> _Short problem_:
Pick out every line that holds the string "name" and copy it.

> _Given records_:
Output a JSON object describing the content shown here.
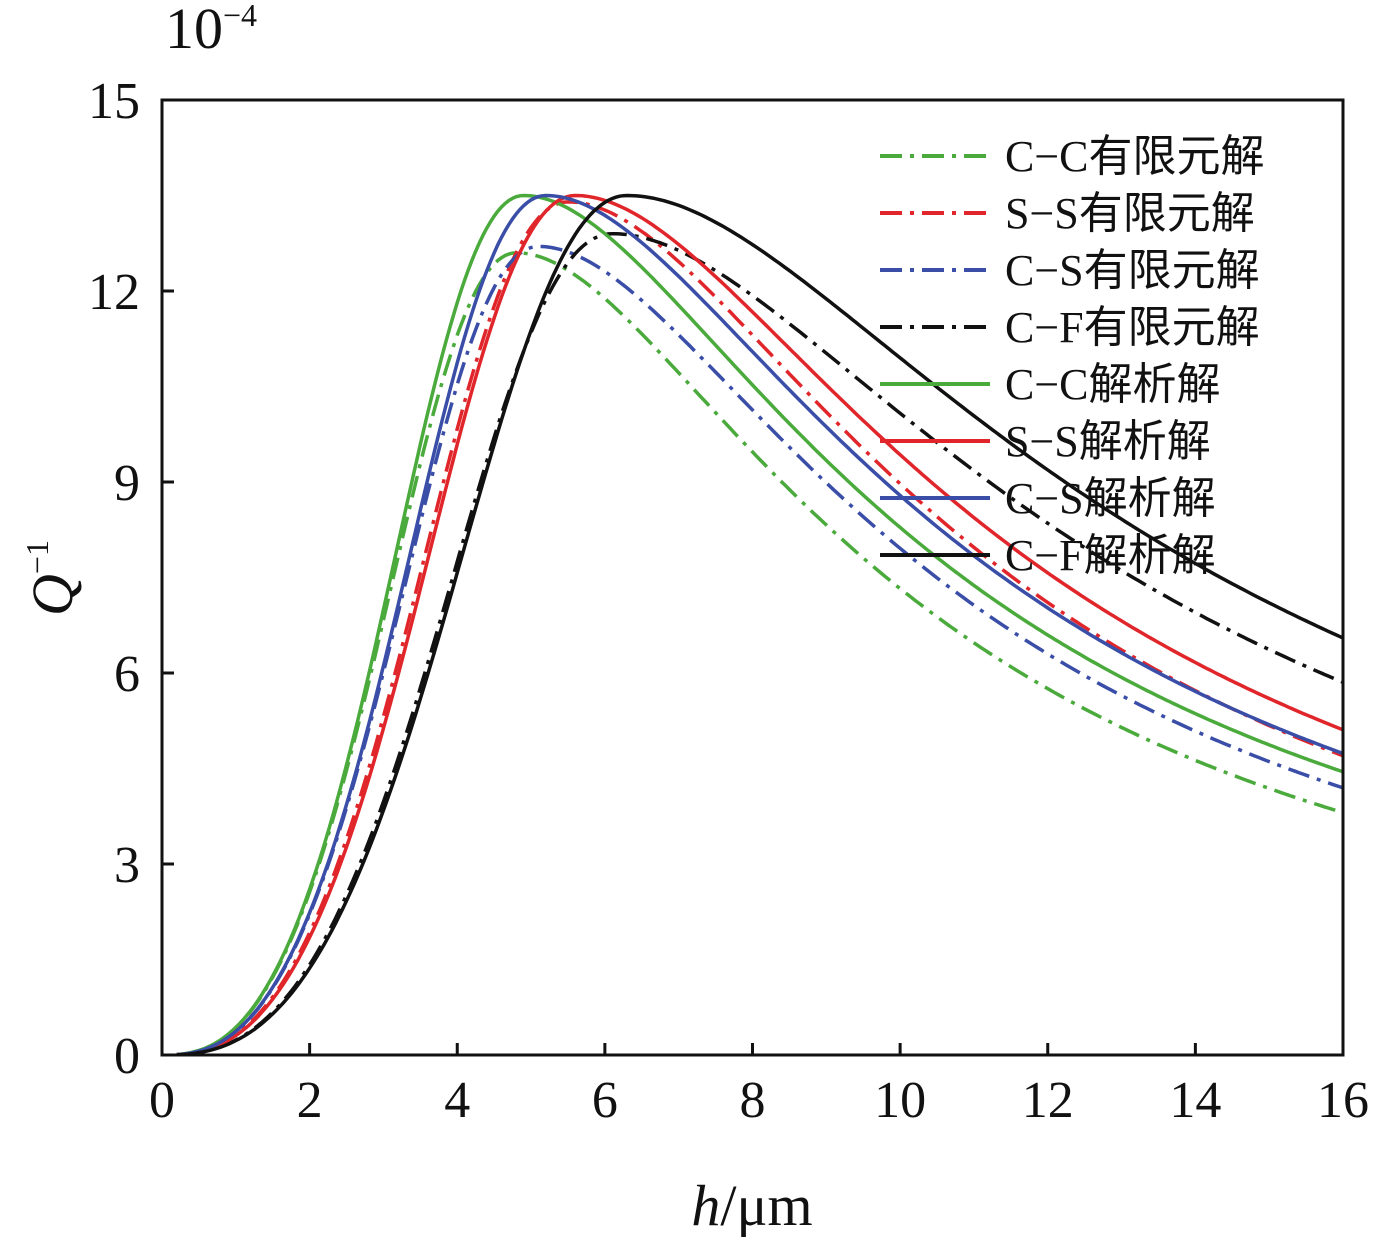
{
  "chart_data": {
    "type": "line",
    "exponent_label": "10",
    "exponent_power": "−4",
    "xlabel_italic": "h",
    "xlabel_unit": "/μm",
    "ylabel_italic": "Q",
    "ylabel_sup": "−1",
    "xlim": [
      0,
      16
    ],
    "ylim": [
      0,
      15
    ],
    "xticks": [
      "0",
      "2",
      "4",
      "6",
      "8",
      "10",
      "12",
      "14",
      "16"
    ],
    "yticks": [
      "0",
      "3",
      "6",
      "9",
      "12",
      "15"
    ],
    "grid": false,
    "legend_position": "top-right",
    "series": [
      {
        "name": "C−C有限元解",
        "color": "#4aaa3c",
        "dash": "dashdot",
        "peak_x": 4.8,
        "peak_y": 12.6,
        "k": 1.12,
        "tail": 1.55
      },
      {
        "name": "S−S有限元解",
        "color": "#e0262a",
        "dash": "dashdot",
        "peak_x": 5.5,
        "peak_y": 13.4,
        "k": 1.12,
        "tail": 1.6
      },
      {
        "name": "C−S有限元解",
        "color": "#3a4ea8",
        "dash": "dashdot",
        "peak_x": 5.1,
        "peak_y": 12.7,
        "k": 1.12,
        "tail": 1.55
      },
      {
        "name": "C−F有限元解",
        "color": "#111111",
        "dash": "dashdot",
        "peak_x": 6.1,
        "peak_y": 12.9,
        "k": 1.1,
        "tail": 1.48
      },
      {
        "name": "C−C解析解",
        "color": "#4aaa3c",
        "dash": "solid",
        "peak_x": 4.9,
        "peak_y": 13.5,
        "k": 1.1,
        "tail": 1.5
      },
      {
        "name": "S−S解析解",
        "color": "#e0262a",
        "dash": "solid",
        "peak_x": 5.6,
        "peak_y": 13.5,
        "k": 1.12,
        "tail": 1.55
      },
      {
        "name": "C−S解析解",
        "color": "#3a4ea8",
        "dash": "solid",
        "peak_x": 5.2,
        "peak_y": 13.5,
        "k": 1.1,
        "tail": 1.52
      },
      {
        "name": "C−F解析解",
        "color": "#111111",
        "dash": "solid",
        "peak_x": 6.3,
        "peak_y": 13.5,
        "k": 1.1,
        "tail": 1.45
      }
    ]
  }
}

> _Task result_:
        "name": "C−C有限元解",
        "name": "S−S有限元解",
        "name": "C−S有限元解",
        "name": "C−F有限元解",
        "name": "C−C解析解",
        "name": "S−S解析解",
        "name": "C−S解析解",
        "name": "C−F解析解",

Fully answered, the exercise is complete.